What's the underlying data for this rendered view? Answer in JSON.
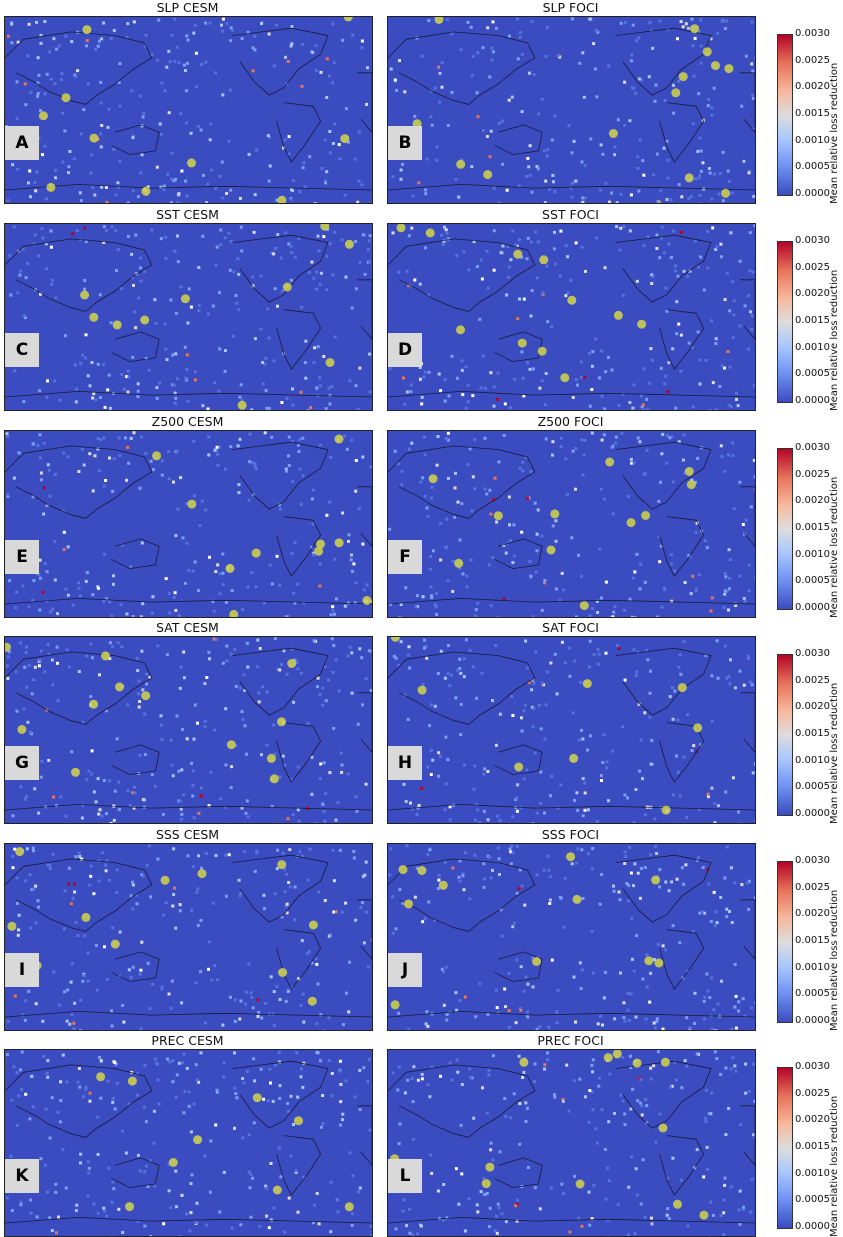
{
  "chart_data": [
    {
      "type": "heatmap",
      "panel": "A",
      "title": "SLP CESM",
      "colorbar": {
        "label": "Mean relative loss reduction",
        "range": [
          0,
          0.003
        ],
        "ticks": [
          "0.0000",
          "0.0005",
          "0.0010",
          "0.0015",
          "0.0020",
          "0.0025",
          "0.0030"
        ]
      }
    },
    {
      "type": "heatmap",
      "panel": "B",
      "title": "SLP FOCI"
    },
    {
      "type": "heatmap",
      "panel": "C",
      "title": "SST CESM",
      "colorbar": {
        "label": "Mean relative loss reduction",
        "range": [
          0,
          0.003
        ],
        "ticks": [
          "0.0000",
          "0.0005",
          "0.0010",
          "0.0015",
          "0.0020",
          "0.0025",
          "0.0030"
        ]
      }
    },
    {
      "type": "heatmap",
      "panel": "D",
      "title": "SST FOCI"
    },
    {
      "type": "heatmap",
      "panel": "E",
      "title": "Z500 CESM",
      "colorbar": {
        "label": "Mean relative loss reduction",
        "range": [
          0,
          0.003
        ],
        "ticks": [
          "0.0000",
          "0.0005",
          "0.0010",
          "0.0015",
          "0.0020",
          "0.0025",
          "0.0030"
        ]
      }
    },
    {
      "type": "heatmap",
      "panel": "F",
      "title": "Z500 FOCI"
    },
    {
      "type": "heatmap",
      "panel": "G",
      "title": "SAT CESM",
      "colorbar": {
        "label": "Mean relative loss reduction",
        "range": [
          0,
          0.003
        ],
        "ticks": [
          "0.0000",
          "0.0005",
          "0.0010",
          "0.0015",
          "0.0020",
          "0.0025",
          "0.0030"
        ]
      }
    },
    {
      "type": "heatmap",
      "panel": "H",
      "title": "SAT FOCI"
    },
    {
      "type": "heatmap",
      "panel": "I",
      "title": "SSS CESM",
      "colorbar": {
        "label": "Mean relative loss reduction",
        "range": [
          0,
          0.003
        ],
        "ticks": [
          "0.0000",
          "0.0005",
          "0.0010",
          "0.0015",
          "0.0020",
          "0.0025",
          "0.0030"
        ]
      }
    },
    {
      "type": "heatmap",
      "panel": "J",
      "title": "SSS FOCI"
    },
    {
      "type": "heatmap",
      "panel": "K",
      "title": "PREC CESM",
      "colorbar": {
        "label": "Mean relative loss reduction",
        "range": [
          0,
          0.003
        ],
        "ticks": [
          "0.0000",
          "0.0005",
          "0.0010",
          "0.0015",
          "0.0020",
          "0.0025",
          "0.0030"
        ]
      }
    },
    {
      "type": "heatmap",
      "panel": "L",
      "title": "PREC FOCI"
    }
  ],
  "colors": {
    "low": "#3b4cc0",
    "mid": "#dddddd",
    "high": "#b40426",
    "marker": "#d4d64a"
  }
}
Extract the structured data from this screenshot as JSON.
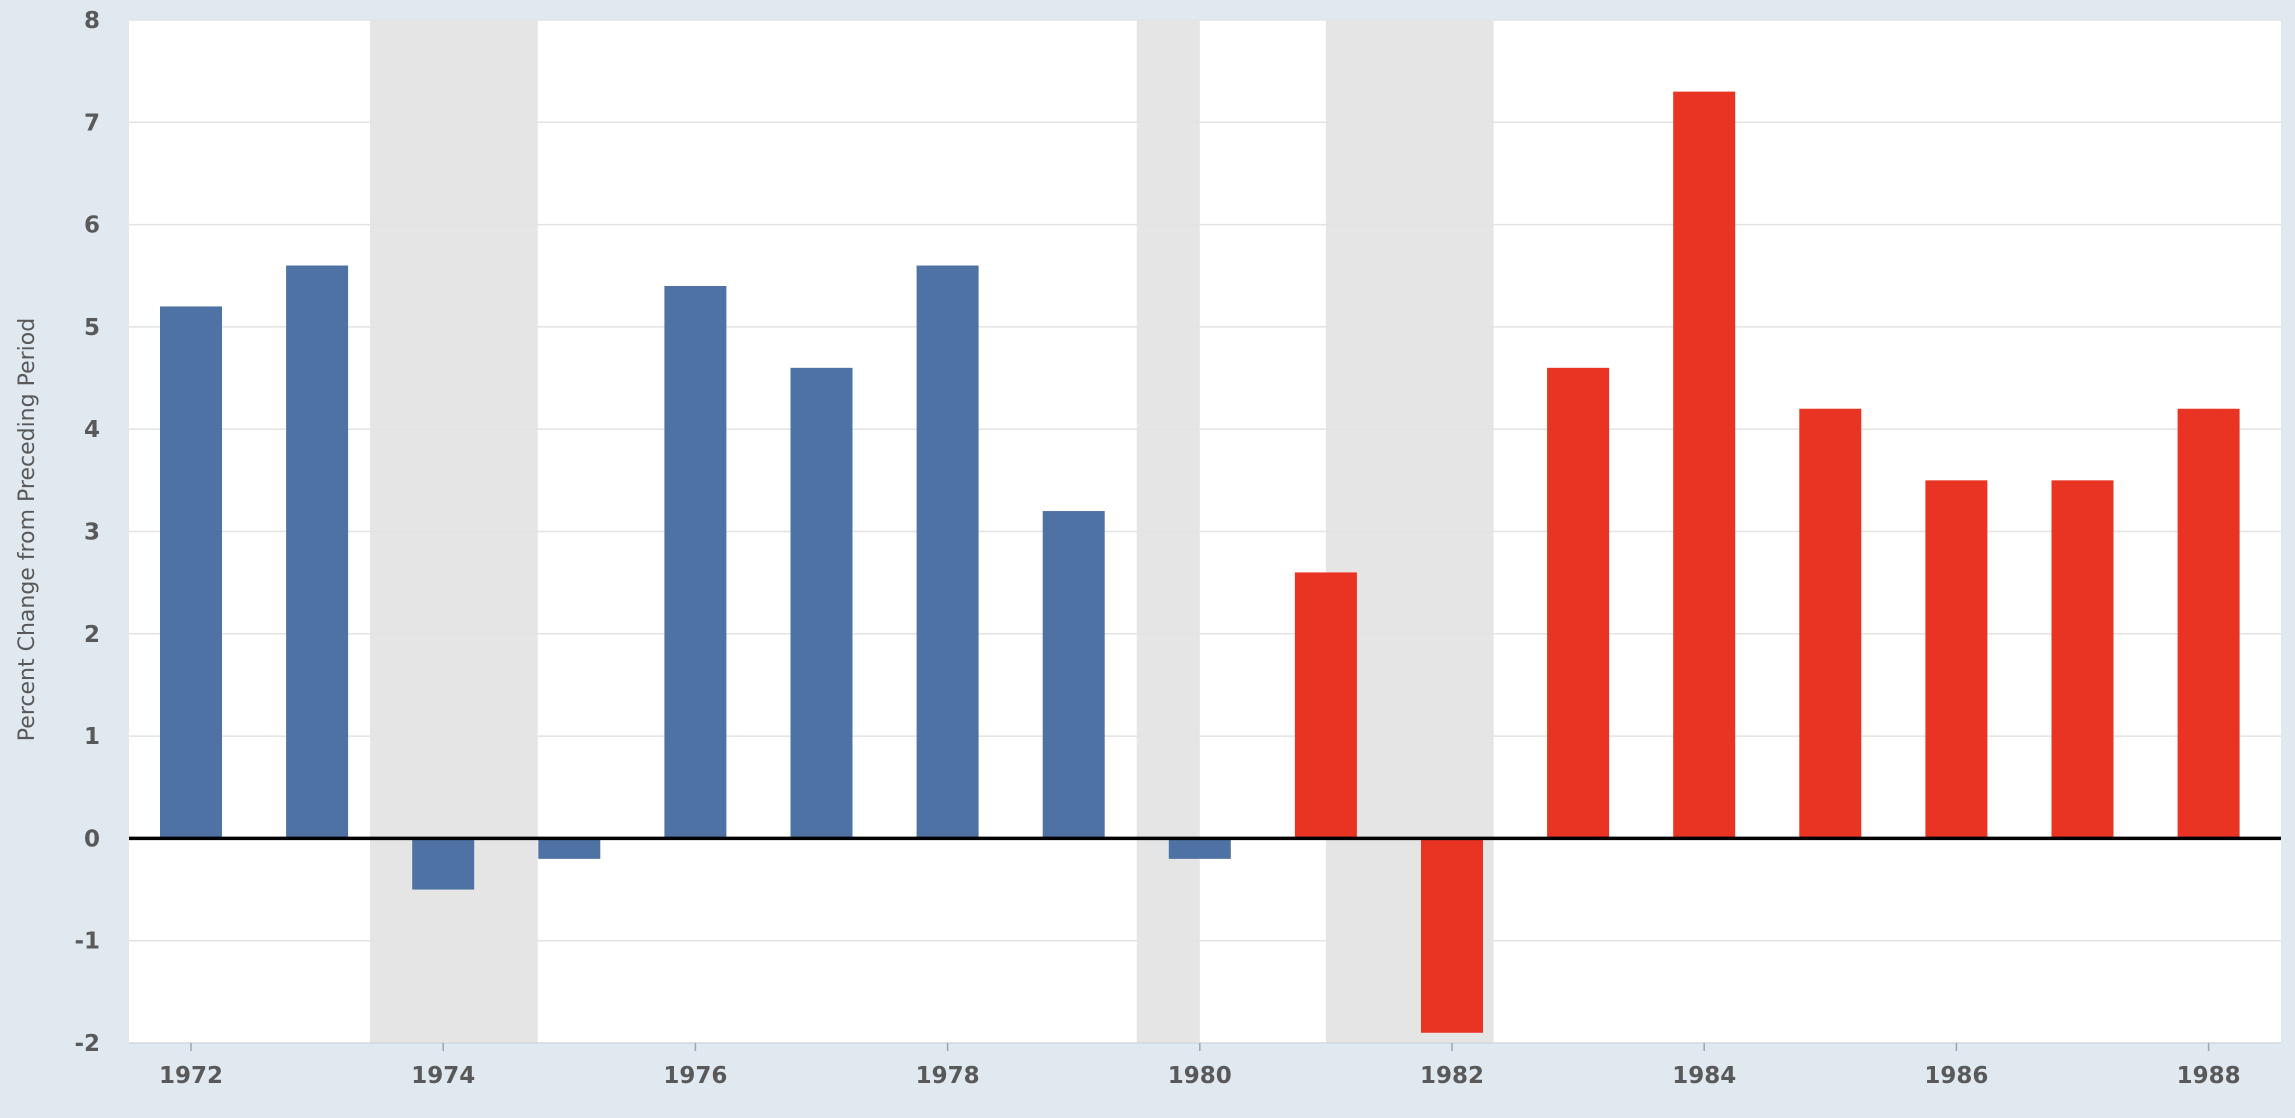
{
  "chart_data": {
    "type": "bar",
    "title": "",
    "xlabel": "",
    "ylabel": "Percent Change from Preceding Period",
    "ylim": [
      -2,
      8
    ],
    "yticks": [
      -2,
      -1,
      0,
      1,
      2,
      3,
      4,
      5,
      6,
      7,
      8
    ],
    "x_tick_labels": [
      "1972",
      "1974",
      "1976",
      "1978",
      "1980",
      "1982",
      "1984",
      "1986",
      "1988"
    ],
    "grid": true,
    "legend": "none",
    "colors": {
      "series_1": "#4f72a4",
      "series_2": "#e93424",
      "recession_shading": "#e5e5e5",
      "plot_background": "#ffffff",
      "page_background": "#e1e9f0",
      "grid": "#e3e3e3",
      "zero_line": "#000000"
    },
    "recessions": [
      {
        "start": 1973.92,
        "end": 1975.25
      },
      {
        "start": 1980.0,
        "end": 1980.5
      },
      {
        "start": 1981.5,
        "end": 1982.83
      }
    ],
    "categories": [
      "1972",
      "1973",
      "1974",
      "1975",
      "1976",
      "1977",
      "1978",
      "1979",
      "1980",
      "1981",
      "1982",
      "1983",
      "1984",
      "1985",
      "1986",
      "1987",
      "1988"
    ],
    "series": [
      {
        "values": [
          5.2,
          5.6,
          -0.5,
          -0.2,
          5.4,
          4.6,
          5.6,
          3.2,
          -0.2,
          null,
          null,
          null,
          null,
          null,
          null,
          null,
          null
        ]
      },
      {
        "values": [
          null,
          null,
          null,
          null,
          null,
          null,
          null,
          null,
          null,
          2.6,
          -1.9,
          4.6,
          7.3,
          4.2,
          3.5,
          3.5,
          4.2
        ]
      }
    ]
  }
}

- - - -

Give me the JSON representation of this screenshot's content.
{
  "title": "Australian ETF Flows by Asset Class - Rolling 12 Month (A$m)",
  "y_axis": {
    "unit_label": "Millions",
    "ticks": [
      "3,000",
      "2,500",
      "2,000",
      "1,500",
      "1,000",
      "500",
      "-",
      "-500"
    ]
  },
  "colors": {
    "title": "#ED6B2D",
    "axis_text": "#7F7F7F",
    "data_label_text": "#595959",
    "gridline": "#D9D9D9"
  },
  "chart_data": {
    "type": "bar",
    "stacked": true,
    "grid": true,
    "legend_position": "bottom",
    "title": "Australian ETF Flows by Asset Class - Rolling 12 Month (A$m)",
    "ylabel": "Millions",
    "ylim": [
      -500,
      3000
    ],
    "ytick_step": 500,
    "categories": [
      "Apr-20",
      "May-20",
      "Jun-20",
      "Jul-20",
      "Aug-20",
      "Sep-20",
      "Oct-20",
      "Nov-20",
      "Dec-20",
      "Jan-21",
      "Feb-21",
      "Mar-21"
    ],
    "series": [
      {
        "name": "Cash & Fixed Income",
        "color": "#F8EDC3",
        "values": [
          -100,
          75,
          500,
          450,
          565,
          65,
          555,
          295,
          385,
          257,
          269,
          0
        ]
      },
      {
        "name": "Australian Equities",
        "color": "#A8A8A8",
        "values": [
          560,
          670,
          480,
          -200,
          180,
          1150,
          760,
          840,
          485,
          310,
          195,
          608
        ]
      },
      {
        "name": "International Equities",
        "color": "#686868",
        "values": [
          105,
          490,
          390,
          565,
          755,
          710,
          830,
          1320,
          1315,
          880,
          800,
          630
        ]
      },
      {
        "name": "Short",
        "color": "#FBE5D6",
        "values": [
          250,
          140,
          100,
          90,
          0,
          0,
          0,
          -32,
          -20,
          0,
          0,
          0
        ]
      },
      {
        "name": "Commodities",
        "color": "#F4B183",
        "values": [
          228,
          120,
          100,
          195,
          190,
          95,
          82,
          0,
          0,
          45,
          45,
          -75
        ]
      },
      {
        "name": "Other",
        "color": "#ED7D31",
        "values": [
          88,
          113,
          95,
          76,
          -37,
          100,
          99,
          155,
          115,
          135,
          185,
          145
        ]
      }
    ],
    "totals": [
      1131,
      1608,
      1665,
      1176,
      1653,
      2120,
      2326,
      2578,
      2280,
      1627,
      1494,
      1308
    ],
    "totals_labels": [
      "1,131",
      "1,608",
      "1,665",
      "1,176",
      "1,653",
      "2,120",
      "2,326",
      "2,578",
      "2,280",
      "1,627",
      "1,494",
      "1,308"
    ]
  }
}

- - - -

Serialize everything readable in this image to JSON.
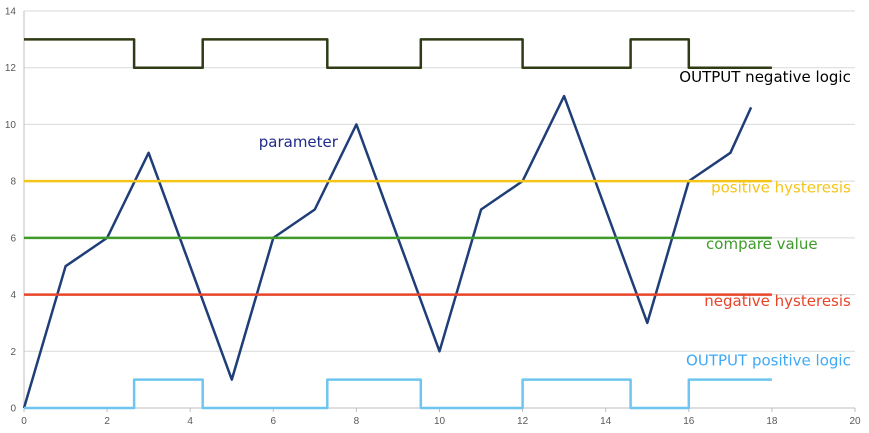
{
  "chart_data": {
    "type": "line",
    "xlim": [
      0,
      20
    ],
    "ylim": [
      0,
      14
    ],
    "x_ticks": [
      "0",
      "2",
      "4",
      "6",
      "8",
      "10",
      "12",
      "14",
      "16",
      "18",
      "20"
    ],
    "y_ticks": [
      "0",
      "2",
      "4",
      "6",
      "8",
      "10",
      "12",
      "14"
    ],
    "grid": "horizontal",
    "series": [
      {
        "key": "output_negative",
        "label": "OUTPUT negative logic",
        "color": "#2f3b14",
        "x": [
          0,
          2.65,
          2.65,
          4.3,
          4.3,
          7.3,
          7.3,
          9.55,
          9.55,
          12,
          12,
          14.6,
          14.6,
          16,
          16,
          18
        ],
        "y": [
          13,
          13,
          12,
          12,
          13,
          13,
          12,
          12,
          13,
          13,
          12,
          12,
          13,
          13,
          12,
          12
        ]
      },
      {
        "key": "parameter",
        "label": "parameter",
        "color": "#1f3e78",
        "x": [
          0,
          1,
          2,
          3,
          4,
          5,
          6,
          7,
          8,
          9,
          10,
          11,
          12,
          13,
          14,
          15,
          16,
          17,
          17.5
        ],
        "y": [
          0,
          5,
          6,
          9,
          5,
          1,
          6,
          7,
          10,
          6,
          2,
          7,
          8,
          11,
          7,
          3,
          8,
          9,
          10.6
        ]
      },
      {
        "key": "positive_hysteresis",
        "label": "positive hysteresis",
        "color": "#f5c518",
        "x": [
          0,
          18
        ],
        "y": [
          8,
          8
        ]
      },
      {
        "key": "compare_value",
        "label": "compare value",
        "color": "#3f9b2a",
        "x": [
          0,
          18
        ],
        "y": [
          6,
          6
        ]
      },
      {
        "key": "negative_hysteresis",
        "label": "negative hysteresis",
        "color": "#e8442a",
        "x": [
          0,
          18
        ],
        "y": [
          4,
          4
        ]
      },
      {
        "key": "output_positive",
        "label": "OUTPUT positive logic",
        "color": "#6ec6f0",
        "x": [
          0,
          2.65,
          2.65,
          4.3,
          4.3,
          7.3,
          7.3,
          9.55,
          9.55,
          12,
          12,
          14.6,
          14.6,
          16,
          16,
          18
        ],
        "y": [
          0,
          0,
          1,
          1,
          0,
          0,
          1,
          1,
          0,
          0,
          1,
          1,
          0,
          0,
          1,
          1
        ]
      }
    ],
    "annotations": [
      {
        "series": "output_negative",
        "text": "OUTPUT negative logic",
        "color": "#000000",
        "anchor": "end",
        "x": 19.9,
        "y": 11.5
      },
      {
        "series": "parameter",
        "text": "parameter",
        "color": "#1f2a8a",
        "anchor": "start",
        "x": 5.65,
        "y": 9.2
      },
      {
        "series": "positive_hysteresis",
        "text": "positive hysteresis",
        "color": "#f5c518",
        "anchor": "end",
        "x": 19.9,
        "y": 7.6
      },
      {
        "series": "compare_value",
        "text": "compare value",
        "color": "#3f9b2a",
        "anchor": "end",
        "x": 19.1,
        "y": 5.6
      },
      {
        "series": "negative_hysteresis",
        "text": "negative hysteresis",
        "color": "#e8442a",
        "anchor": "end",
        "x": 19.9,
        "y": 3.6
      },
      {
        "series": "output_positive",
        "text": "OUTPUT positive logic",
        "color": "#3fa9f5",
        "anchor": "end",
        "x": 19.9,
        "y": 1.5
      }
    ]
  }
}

- - - -

Exercise goal:
Your task is to gather all lines from the entries above that hold the word "name".

Complete output:
        "name": "Cash & Fixed Income",
        "name": "Australian Equities",
        "name": "International Equities",
        "name": "Short",
        "name": "Commodities",
        "name": "Other",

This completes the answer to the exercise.